§ **Given instruction**: Locate all lines in the data below that hold "preview" and show them.

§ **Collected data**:

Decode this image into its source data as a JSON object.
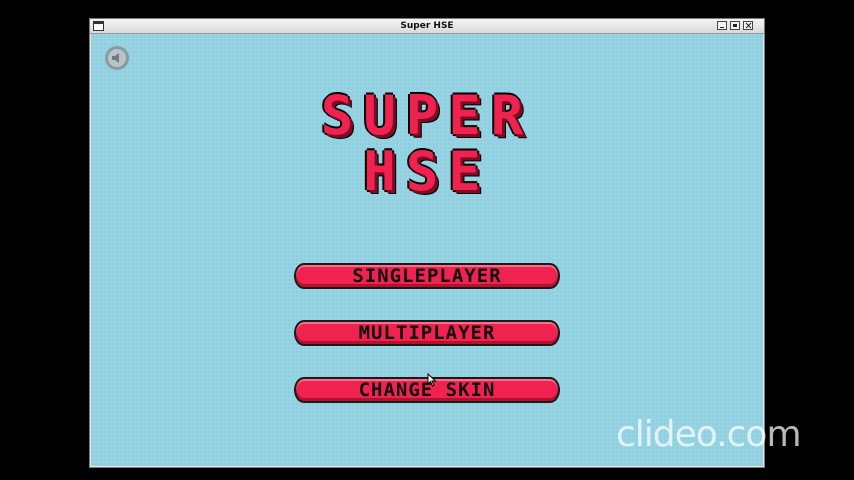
{
  "window": {
    "title": "Super HSE"
  },
  "game": {
    "title_line1": "SUPER",
    "title_line2": "HSE",
    "menu": {
      "singleplayer": "SINGLEPLAYER",
      "multiplayer": "MULTIPLAYER",
      "change_skin": "CHANGE SKIN"
    },
    "sound_icon": "speaker-mute-icon"
  },
  "watermark": "clideo.com",
  "colors": {
    "background": "#96d4e3",
    "accent": "#f0224f",
    "window_bg": "#000000"
  }
}
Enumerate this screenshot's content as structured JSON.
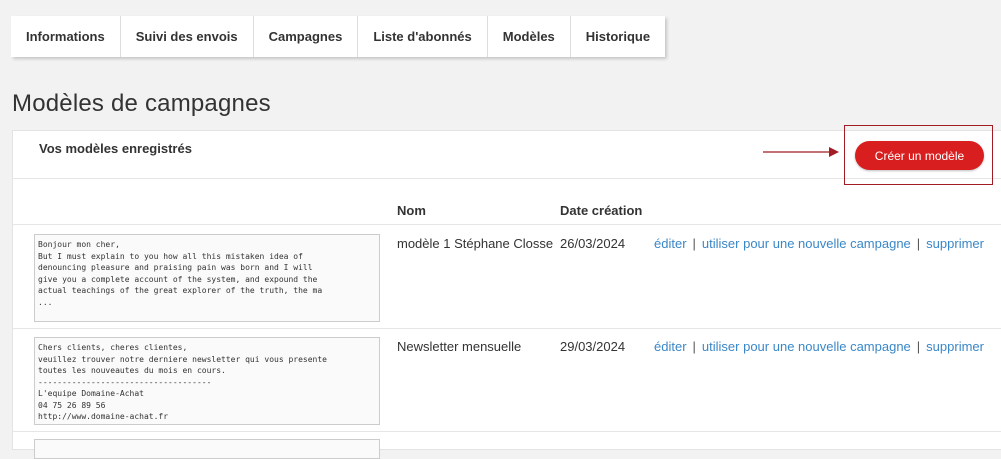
{
  "tabs": [
    "Informations",
    "Suivi des envois",
    "Campagnes",
    "Liste d'abonnés",
    "Modèles",
    "Historique"
  ],
  "page_title": "Modèles de campagnes",
  "panel": {
    "title": "Vos modèles enregistrés",
    "create_button": "Créer un modèle"
  },
  "columns": {
    "name": "Nom",
    "date": "Date création"
  },
  "actions": {
    "edit": "éditer",
    "use": "utiliser pour une nouvelle campagne",
    "delete": "supprimer",
    "separator": "|"
  },
  "templates": [
    {
      "preview": "Bonjour mon cher,\nBut I must explain to you how all this mistaken idea of\ndenouncing pleasure and praising pain was born and I will\ngive you a complete account of the system, and expound the\nactual teachings of the great explorer of the truth, the ma\n...",
      "name": "modèle 1 Stéphane Closse",
      "date": "26/03/2024"
    },
    {
      "preview": "Chers clients, cheres clientes,\nveuillez trouver notre derniere newsletter qui vous presente\ntoutes les nouveautes du mois en cours.\n------------------------------------\nL'equipe Domaine-Achat\n04 75 26 89 56\nhttp://www.domaine-achat.fr",
      "name": "Newsletter mensuelle",
      "date": "29/03/2024"
    }
  ],
  "colors": {
    "accent": "#d81e1e",
    "link": "#3a87c8",
    "highlight": "#a11c24"
  }
}
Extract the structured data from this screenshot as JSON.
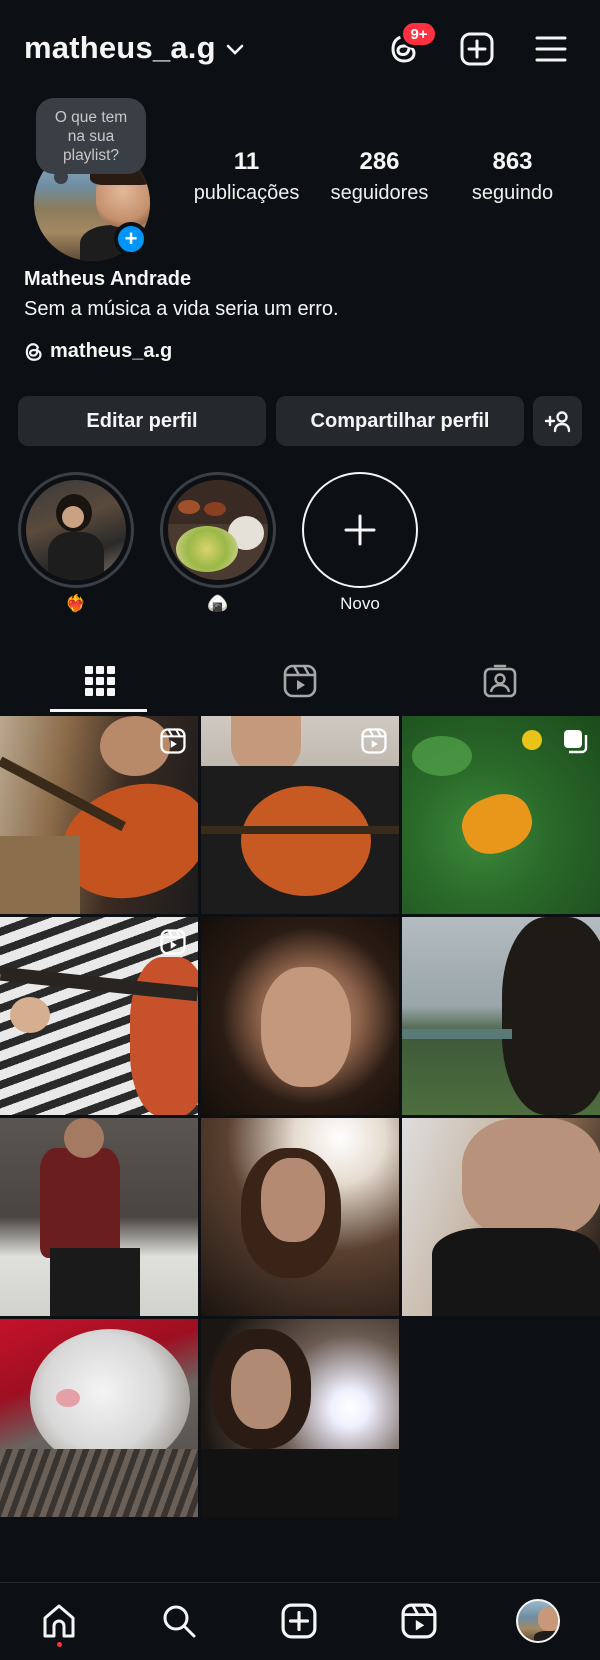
{
  "header": {
    "username": "matheus_a.g",
    "notifications_badge": "9+"
  },
  "profile": {
    "note_lines": [
      "O que tem",
      "na sua",
      "playlist?"
    ],
    "stats": [
      {
        "value": "11",
        "label": "publicações"
      },
      {
        "value": "286",
        "label": "seguidores"
      },
      {
        "value": "863",
        "label": "seguindo"
      }
    ],
    "name": "Matheus Andrade",
    "bio": "Sem a música a vida seria um erro.",
    "threads_handle": "matheus_a.g"
  },
  "buttons": {
    "edit_profile": "Editar perfil",
    "share_profile": "Compartilhar perfil"
  },
  "highlights": [
    {
      "label": "❤️‍🔥"
    },
    {
      "label": "🍙"
    },
    {
      "label": "Novo"
    }
  ],
  "tabs": [
    "grid-icon",
    "reels-icon",
    "tagged-icon"
  ],
  "posts": [
    {
      "type": "reel",
      "subject": "guitar"
    },
    {
      "type": "reel",
      "subject": "guitar"
    },
    {
      "type": "carousel",
      "subject": "butterfly"
    },
    {
      "type": "reel",
      "subject": "guitar-striped"
    },
    {
      "type": "photo",
      "subject": "portrait"
    },
    {
      "type": "photo",
      "subject": "lake-portrait"
    },
    {
      "type": "photo",
      "subject": "room"
    },
    {
      "type": "photo",
      "subject": "portrait-sun"
    },
    {
      "type": "photo",
      "subject": "portrait-smile"
    },
    {
      "type": "photo",
      "subject": "cat"
    },
    {
      "type": "photo",
      "subject": "portrait-flash"
    }
  ],
  "bottom_nav": [
    "home-icon",
    "search-icon",
    "create-icon",
    "reels-icon",
    "profile-avatar"
  ],
  "colors": {
    "background": "#0c1014",
    "button": "#25292e",
    "badge": "#ff3040",
    "accent": "#0095f6"
  }
}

§ **Answer in full**:
      "preview": "Bonjour mon cher,\nBut I must explain to you how all this mistaken idea of\ndenouncing pleasure and praising pain was born and I will\ngive you a complete account of the system, and expound the\nactual teachings of the great explorer of the truth, the ma\n...",
      "preview": "Chers clients, cheres clientes,\nveuillez trouver notre derniere newsletter qui vous presente\ntoutes les nouveautes du mois en cours.\n------------------------------------\nL'equipe Domaine-Achat\n04 75 26 89 56\nhttp://www.domaine-achat.fr",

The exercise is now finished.